### ACTIVITY
Each entry, from beginning to end, is to be transcribed verbatim.

### WORKING DATA
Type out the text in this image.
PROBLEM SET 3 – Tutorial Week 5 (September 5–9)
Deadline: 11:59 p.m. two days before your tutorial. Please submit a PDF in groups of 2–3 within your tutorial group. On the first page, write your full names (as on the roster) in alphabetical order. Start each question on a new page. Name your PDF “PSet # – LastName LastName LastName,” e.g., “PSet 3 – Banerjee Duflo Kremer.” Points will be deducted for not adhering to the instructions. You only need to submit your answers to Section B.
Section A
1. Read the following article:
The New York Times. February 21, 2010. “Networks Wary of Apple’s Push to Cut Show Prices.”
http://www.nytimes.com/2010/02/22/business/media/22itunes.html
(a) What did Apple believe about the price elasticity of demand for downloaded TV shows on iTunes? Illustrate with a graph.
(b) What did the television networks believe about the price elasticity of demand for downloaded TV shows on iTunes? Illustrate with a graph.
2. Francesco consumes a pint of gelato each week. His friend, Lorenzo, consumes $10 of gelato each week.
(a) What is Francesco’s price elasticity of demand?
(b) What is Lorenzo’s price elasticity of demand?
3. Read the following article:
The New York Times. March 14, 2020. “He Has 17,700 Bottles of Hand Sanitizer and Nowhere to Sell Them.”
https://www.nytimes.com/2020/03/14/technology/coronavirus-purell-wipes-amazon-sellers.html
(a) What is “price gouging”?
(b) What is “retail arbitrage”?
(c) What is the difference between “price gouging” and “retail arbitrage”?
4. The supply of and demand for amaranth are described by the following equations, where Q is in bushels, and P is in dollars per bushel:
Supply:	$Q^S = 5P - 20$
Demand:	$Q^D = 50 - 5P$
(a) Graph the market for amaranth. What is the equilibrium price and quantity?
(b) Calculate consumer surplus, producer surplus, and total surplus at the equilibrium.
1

### TASK RESPONSE
Type out the text in this image.
PROBLEM SET 3 – Tutorial Week 5 (September 5–9)
Deadline: 11:59 p.m. two days before your tutorial. Please submit a PDF in groups of 2–3 within your tutorial group. On the first page, write your full names (as on the roster) in alphabetical order. Start each question on a new page. Name your PDF “PSet # – LastName LastName LastName,” e.g., “PSet 3 – Banerjee Duflo Kremer.” Points will be deducted for not adhering to the instructions. You only need to submit your answers to Section B.
Section A
1. Read the following article:
The New York Times. February 21, 2010. “Networks Wary of Apple’s Push to Cut Show Prices.”
http://www.nytimes.com/2010/02/22/business/media/22itunes.html
(a) What did Apple believe about the price elasticity of demand for downloaded TV shows on iTunes? Illustrate with a graph.
(b) What did the television networks believe about the price elasticity of demand for downloaded TV shows on iTunes? Illustrate with a graph.
2. Francesco consumes a pint of gelato each week. His friend, Lorenzo, consumes $10 of gelato each week.
(a) What is Francesco’s price elasticity of demand?
(b) What is Lorenzo’s price elasticity of demand?
3. Read the following article:
The New York Times. March 14, 2020. “He Has 17,700 Bottles of Hand Sanitizer and Nowhere to Sell Them.”
https://www.nytimes.com/2020/03/14/technology/coronavirus-purell-wipes-amazon-sellers.html
(a) What is “price gouging”?
(b) What is “retail arbitrage”?
(c) What is the difference between “price gouging” and “retail arbitrage”?
4. The supply of and demand for amaranth are described by the following equations, where Q is in bushels, and P is in dollars per bushel:
Supply:	$Q^S = 5P - 20$
Demand:	$Q^D = 50 - 5P$
(a) Graph the market for amaranth. What is the equilibrium price and quantity?
(b) Calculate consumer surplus, producer surplus, and total surplus at the equilibrium.
1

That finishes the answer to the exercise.